* Exercise requirements
Reproduce the data below with every instance of "winter-data-point" swapped for "winter-marker", keeping everything else the same and leaving out the pictures.

* Exercise materials

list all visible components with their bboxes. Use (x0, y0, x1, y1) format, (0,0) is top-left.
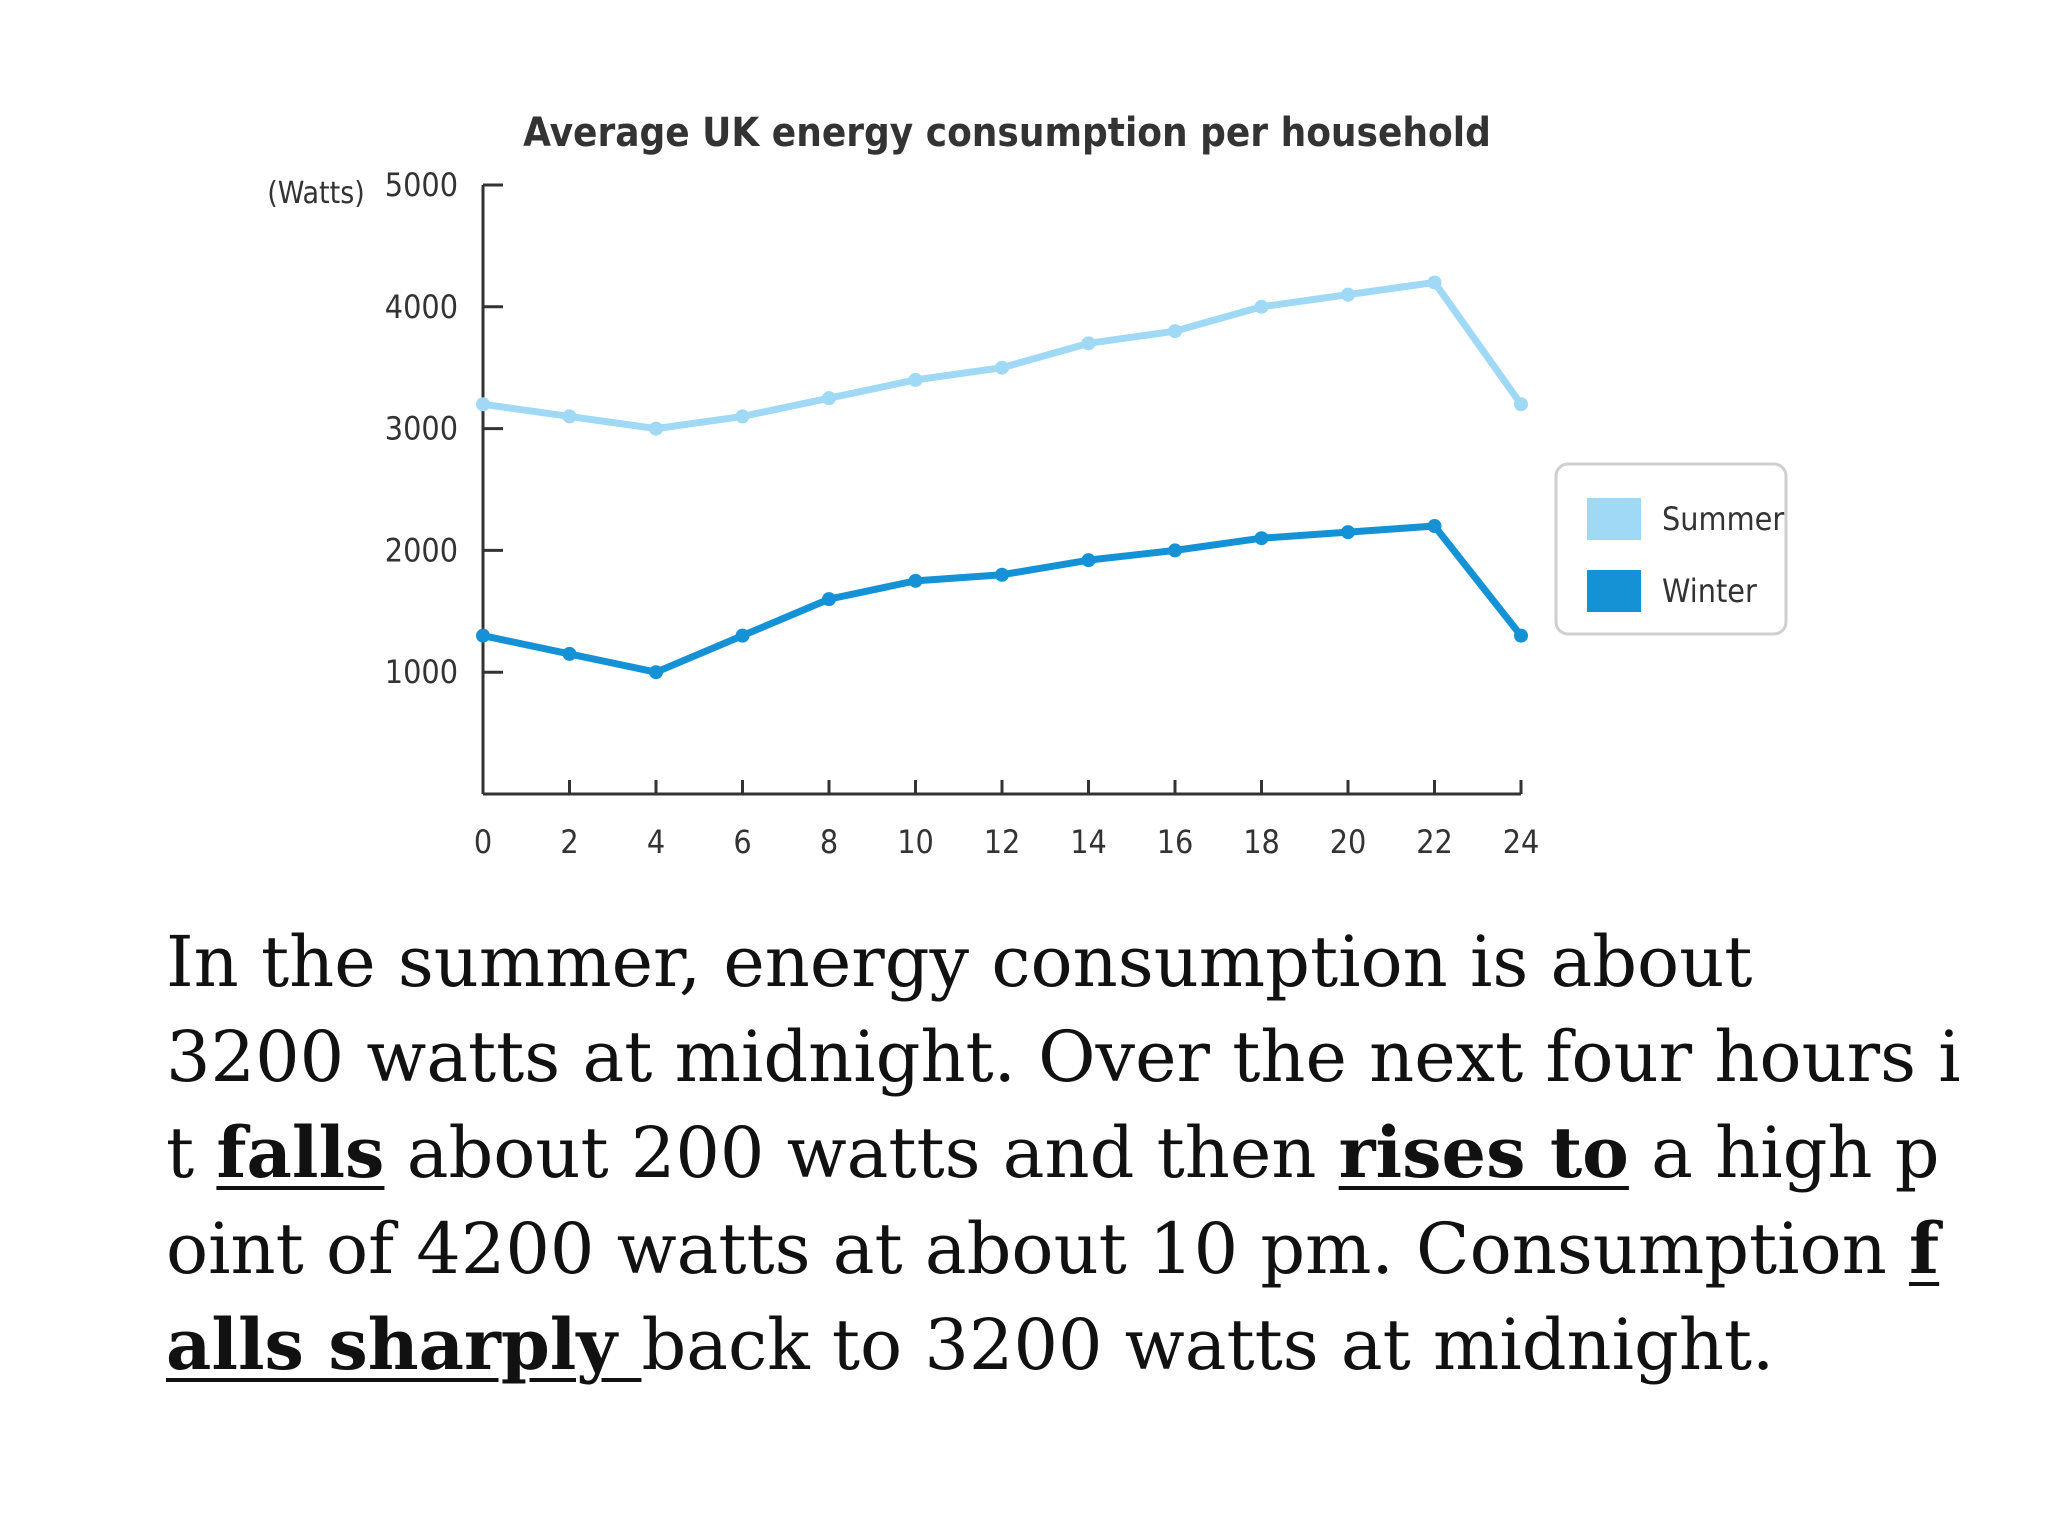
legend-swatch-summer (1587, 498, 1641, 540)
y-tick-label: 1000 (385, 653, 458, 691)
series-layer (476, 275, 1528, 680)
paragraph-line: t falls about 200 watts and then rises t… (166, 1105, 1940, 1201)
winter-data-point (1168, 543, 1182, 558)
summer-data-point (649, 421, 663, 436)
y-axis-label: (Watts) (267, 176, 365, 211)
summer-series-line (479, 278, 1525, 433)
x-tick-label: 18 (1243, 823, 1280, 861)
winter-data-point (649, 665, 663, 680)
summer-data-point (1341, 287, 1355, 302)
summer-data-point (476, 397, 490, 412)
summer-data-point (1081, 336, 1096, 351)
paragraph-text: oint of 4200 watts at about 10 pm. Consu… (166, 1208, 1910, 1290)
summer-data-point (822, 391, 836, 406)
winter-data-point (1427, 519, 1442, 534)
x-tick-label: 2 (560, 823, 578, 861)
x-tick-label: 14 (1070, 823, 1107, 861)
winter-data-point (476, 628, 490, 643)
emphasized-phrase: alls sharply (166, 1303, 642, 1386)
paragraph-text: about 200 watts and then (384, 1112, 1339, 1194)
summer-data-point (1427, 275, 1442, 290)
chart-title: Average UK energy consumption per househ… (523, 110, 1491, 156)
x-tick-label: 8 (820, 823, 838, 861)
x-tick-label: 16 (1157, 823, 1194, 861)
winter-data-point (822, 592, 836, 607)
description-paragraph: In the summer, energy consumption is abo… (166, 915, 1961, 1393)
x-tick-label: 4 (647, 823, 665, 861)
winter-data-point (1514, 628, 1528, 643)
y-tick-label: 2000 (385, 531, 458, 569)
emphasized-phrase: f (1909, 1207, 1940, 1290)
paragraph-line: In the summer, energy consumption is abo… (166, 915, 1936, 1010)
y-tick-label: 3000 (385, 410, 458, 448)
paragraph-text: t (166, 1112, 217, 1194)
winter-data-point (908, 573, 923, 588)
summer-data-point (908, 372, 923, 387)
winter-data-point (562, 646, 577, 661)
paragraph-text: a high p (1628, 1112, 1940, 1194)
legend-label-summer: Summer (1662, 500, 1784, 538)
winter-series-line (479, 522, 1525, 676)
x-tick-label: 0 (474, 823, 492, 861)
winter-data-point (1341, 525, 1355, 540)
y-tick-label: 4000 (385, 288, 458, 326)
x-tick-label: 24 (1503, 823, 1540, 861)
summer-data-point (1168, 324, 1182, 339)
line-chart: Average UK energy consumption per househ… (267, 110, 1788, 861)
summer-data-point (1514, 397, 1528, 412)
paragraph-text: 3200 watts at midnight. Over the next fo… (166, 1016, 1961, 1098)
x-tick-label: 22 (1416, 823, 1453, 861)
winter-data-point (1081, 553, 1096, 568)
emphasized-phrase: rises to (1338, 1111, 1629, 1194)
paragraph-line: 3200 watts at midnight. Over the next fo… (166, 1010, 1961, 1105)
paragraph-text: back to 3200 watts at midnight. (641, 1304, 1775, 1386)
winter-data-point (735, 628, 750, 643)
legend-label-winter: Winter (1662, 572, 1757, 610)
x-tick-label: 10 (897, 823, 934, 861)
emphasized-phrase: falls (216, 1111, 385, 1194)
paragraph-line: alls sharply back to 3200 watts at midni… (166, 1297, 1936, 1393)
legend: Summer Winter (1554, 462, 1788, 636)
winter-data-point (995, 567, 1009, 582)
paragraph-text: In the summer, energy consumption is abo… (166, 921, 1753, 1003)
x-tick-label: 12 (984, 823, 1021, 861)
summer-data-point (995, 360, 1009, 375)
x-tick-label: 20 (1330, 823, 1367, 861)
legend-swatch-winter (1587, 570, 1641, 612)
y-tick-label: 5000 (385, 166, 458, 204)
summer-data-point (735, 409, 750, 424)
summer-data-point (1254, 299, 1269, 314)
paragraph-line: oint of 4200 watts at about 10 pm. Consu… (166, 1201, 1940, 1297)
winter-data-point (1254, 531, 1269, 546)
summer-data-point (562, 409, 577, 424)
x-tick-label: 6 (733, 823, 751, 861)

* Result
list all visible components with their bboxes. Use (x0, y0, x1, y1) format, (0,0) is top-left.
legend-swatch-summer (1587, 498, 1641, 540)
y-tick-label: 1000 (385, 653, 458, 691)
series-layer (476, 275, 1528, 680)
paragraph-line: t falls about 200 watts and then rises t… (166, 1105, 1940, 1201)
winter-marker (1168, 543, 1182, 558)
summer-data-point (649, 421, 663, 436)
y-axis-label: (Watts) (267, 176, 365, 211)
summer-series-line (479, 278, 1525, 433)
x-tick-label: 18 (1243, 823, 1280, 861)
winter-marker (649, 665, 663, 680)
summer-data-point (1341, 287, 1355, 302)
summer-data-point (476, 397, 490, 412)
summer-data-point (1081, 336, 1096, 351)
paragraph-text: oint of 4200 watts at about 10 pm. Consu… (166, 1208, 1910, 1290)
summer-data-point (822, 391, 836, 406)
winter-marker (1427, 519, 1442, 534)
x-tick-label: 2 (560, 823, 578, 861)
x-tick-label: 14 (1070, 823, 1107, 861)
winter-marker (476, 628, 490, 643)
emphasized-phrase: alls sharply (166, 1303, 642, 1386)
paragraph-text: about 200 watts and then (384, 1112, 1339, 1194)
summer-data-point (1427, 275, 1442, 290)
chart-title: Average UK energy consumption per househ… (523, 110, 1491, 156)
x-tick-label: 8 (820, 823, 838, 861)
x-tick-label: 16 (1157, 823, 1194, 861)
winter-marker (822, 592, 836, 607)
description-paragraph: In the summer, energy consumption is abo… (166, 915, 1961, 1393)
x-tick-label: 4 (647, 823, 665, 861)
winter-marker (1514, 628, 1528, 643)
y-tick-label: 2000 (385, 531, 458, 569)
emphasized-phrase: f (1909, 1207, 1940, 1290)
paragraph-line: In the summer, energy consumption is abo… (166, 915, 1936, 1010)
y-tick-label: 3000 (385, 410, 458, 448)
paragraph-text: t (166, 1112, 217, 1194)
winter-marker (908, 573, 923, 588)
summer-data-point (908, 372, 923, 387)
winter-marker (562, 646, 577, 661)
paragraph-text: a high p (1628, 1112, 1940, 1194)
legend-label-summer: Summer (1662, 500, 1784, 538)
winter-series-line (479, 522, 1525, 676)
x-tick-label: 0 (474, 823, 492, 861)
winter-marker (1341, 525, 1355, 540)
y-tick-label: 4000 (385, 288, 458, 326)
x-tick-label: 24 (1503, 823, 1540, 861)
summer-data-point (1168, 324, 1182, 339)
line-chart: Average UK energy consumption per househ… (267, 110, 1788, 861)
summer-data-point (1514, 397, 1528, 412)
paragraph-text: 3200 watts at midnight. Over the next fo… (166, 1016, 1961, 1098)
x-tick-label: 22 (1416, 823, 1453, 861)
winter-marker (1081, 553, 1096, 568)
emphasized-phrase: rises to (1338, 1111, 1629, 1194)
paragraph-line: 3200 watts at midnight. Over the next fo… (166, 1010, 1961, 1105)
paragraph-text: back to 3200 watts at midnight. (641, 1304, 1775, 1386)
winter-marker (735, 628, 750, 643)
legend-label-winter: Winter (1662, 572, 1757, 610)
x-tick-label: 10 (897, 823, 934, 861)
emphasized-phrase: falls (216, 1111, 385, 1194)
paragraph-line: alls sharply back to 3200 watts at midni… (166, 1297, 1936, 1393)
legend: Summer Winter (1554, 462, 1788, 636)
winter-marker (995, 567, 1009, 582)
paragraph-text: In the summer, energy consumption is abo… (166, 921, 1753, 1003)
x-tick-label: 12 (984, 823, 1021, 861)
summer-data-point (995, 360, 1009, 375)
x-tick-label: 20 (1330, 823, 1367, 861)
legend-swatch-winter (1587, 570, 1641, 612)
y-tick-label: 5000 (385, 166, 458, 204)
summer-data-point (735, 409, 750, 424)
summer-data-point (1254, 299, 1269, 314)
paragraph-line: oint of 4200 watts at about 10 pm. Consu… (166, 1201, 1940, 1297)
winter-marker (1254, 531, 1269, 546)
summer-data-point (562, 409, 577, 424)
x-tick-label: 6 (733, 823, 751, 861)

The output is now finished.